━━━━━ Supplied entries ━━━━━

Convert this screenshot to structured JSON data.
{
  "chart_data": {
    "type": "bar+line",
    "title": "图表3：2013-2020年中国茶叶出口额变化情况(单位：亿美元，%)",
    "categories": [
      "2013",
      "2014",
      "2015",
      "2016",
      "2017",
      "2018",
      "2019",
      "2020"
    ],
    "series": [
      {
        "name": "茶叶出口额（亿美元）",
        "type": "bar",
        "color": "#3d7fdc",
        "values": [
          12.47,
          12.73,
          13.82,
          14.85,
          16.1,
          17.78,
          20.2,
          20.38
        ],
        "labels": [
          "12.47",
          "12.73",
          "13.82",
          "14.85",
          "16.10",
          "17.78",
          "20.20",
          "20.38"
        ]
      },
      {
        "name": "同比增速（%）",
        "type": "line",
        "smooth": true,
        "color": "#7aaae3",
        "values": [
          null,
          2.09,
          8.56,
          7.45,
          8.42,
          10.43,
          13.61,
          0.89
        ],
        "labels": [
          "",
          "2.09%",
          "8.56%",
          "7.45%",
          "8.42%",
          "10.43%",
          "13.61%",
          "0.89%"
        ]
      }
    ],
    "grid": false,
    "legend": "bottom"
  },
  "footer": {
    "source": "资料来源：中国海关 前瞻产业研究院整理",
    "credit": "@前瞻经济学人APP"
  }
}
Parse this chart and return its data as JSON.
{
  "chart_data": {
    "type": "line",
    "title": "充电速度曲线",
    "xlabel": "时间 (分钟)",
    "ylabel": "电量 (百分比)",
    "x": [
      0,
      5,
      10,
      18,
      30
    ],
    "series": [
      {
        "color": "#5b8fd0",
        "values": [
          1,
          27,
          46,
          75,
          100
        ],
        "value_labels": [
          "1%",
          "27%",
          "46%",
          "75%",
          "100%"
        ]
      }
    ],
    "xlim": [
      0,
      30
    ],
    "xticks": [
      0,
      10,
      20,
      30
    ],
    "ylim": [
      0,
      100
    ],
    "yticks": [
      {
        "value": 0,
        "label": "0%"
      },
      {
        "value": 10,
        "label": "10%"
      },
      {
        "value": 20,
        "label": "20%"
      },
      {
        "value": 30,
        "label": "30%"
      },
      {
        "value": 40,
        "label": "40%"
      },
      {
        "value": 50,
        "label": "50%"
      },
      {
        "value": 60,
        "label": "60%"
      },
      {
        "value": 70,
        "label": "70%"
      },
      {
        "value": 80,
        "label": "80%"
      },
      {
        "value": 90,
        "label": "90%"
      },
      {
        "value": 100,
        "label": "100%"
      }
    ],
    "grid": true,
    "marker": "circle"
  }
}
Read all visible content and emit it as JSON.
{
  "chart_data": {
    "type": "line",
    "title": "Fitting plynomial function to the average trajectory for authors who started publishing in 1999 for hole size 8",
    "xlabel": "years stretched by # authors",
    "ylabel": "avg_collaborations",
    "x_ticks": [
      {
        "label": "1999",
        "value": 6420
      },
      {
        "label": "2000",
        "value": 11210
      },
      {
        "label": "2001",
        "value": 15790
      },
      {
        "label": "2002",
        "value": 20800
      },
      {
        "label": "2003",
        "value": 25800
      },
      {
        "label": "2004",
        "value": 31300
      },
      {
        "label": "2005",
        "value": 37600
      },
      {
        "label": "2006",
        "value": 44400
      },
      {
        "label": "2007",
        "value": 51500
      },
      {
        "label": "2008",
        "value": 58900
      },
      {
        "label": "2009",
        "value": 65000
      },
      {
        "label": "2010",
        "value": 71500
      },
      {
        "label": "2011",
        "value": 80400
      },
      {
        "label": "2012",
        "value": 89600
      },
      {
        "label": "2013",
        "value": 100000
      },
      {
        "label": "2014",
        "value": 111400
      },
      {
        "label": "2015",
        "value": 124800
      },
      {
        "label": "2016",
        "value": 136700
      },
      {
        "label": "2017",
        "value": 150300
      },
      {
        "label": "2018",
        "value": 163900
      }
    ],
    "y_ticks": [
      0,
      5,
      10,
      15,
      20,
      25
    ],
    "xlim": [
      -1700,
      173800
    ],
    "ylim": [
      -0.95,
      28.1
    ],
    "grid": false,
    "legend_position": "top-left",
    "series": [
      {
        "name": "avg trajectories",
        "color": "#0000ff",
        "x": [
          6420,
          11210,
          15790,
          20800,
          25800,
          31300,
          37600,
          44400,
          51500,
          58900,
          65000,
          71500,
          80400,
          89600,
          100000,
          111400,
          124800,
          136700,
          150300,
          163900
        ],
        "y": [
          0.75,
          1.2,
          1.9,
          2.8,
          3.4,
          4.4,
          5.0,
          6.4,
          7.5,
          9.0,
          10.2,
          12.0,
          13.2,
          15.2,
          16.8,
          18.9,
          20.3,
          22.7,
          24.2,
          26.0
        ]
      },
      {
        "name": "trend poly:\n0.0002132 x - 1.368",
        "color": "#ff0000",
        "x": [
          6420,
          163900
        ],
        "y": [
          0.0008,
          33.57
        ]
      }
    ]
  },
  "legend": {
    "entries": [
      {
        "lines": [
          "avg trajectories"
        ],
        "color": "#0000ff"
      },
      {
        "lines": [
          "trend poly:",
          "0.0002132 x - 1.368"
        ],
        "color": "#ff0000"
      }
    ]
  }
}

━━━━━

What to produce -> Copy each record from above without leaving any out.

Response to this task ->
Convert this screenshot to structured JSON data.
{
  "chart_data": {
    "type": "bar+line",
    "title": "图表3：2013-2020年中国茶叶出口额变化情况(单位：亿美元，%)",
    "categories": [
      "2013",
      "2014",
      "2015",
      "2016",
      "2017",
      "2018",
      "2019",
      "2020"
    ],
    "series": [
      {
        "name": "茶叶出口额（亿美元）",
        "type": "bar",
        "color": "#3d7fdc",
        "values": [
          12.47,
          12.73,
          13.82,
          14.85,
          16.1,
          17.78,
          20.2,
          20.38
        ],
        "labels": [
          "12.47",
          "12.73",
          "13.82",
          "14.85",
          "16.10",
          "17.78",
          "20.20",
          "20.38"
        ]
      },
      {
        "name": "同比增速（%）",
        "type": "line",
        "smooth": true,
        "color": "#7aaae3",
        "values": [
          null,
          2.09,
          8.56,
          7.45,
          8.42,
          10.43,
          13.61,
          0.89
        ],
        "labels": [
          "",
          "2.09%",
          "8.56%",
          "7.45%",
          "8.42%",
          "10.43%",
          "13.61%",
          "0.89%"
        ]
      }
    ],
    "grid": false,
    "legend": "bottom"
  },
  "footer": {
    "source": "资料来源：中国海关 前瞻产业研究院整理",
    "credit": "@前瞻经济学人APP"
  }
}
Parse this chart and return its data as JSON.
{
  "chart_data": {
    "type": "line",
    "title": "充电速度曲线",
    "xlabel": "时间 (分钟)",
    "ylabel": "电量 (百分比)",
    "x": [
      0,
      5,
      10,
      18,
      30
    ],
    "series": [
      {
        "color": "#5b8fd0",
        "values": [
          1,
          27,
          46,
          75,
          100
        ],
        "value_labels": [
          "1%",
          "27%",
          "46%",
          "75%",
          "100%"
        ]
      }
    ],
    "xlim": [
      0,
      30
    ],
    "xticks": [
      0,
      10,
      20,
      30
    ],
    "ylim": [
      0,
      100
    ],
    "yticks": [
      {
        "value": 0,
        "label": "0%"
      },
      {
        "value": 10,
        "label": "10%"
      },
      {
        "value": 20,
        "label": "20%"
      },
      {
        "value": 30,
        "label": "30%"
      },
      {
        "value": 40,
        "label": "40%"
      },
      {
        "value": 50,
        "label": "50%"
      },
      {
        "value": 60,
        "label": "60%"
      },
      {
        "value": 70,
        "label": "70%"
      },
      {
        "value": 80,
        "label": "80%"
      },
      {
        "value": 90,
        "label": "90%"
      },
      {
        "value": 100,
        "label": "100%"
      }
    ],
    "grid": true,
    "marker": "circle"
  }
}
Read all visible content and emit it as JSON.
{
  "chart_data": {
    "type": "line",
    "title": "Fitting plynomial function to the average trajectory for authors who started publishing in 1999 for hole size 8",
    "xlabel": "years stretched by # authors",
    "ylabel": "avg_collaborations",
    "x_ticks": [
      {
        "label": "1999",
        "value": 6420
      },
      {
        "label": "2000",
        "value": 11210
      },
      {
        "label": "2001",
        "value": 15790
      },
      {
        "label": "2002",
        "value": 20800
      },
      {
        "label": "2003",
        "value": 25800
      },
      {
        "label": "2004",
        "value": 31300
      },
      {
        "label": "2005",
        "value": 37600
      },
      {
        "label": "2006",
        "value": 44400
      },
      {
        "label": "2007",
        "value": 51500
      },
      {
        "label": "2008",
        "value": 58900
      },
      {
        "label": "2009",
        "value": 65000
      },
      {
        "label": "2010",
        "value": 71500
      },
      {
        "label": "2011",
        "value": 80400
      },
      {
        "label": "2012",
        "value": 89600
      },
      {
        "label": "2013",
        "value": 100000
      },
      {
        "label": "2014",
        "value": 111400
      },
      {
        "label": "2015",
        "value": 124800
      },
      {
        "label": "2016",
        "value": 136700
      },
      {
        "label": "2017",
        "value": 150300
      },
      {
        "label": "2018",
        "value": 163900
      }
    ],
    "y_ticks": [
      0,
      5,
      10,
      15,
      20,
      25
    ],
    "xlim": [
      -1700,
      173800
    ],
    "ylim": [
      -0.95,
      28.1
    ],
    "grid": false,
    "legend_position": "top-left",
    "series": [
      {
        "name": "avg trajectories",
        "color": "#0000ff",
        "x": [
          6420,
          11210,
          15790,
          20800,
          25800,
          31300,
          37600,
          44400,
          51500,
          58900,
          65000,
          71500,
          80400,
          89600,
          100000,
          111400,
          124800,
          136700,
          150300,
          163900
        ],
        "y": [
          0.75,
          1.2,
          1.9,
          2.8,
          3.4,
          4.4,
          5.0,
          6.4,
          7.5,
          9.0,
          10.2,
          12.0,
          13.2,
          15.2,
          16.8,
          18.9,
          20.3,
          22.7,
          24.2,
          26.0
        ]
      },
      {
        "name": "trend poly:\n0.0002132 x - 1.368",
        "color": "#ff0000",
        "x": [
          6420,
          163900
        ],
        "y": [
          0.0008,
          33.57
        ]
      }
    ]
  },
  "legend": {
    "entries": [
      {
        "lines": [
          "avg trajectories"
        ],
        "color": "#0000ff"
      },
      {
        "lines": [
          "trend poly:",
          "0.0002132 x - 1.368"
        ],
        "color": "#ff0000"
      }
    ]
  }
}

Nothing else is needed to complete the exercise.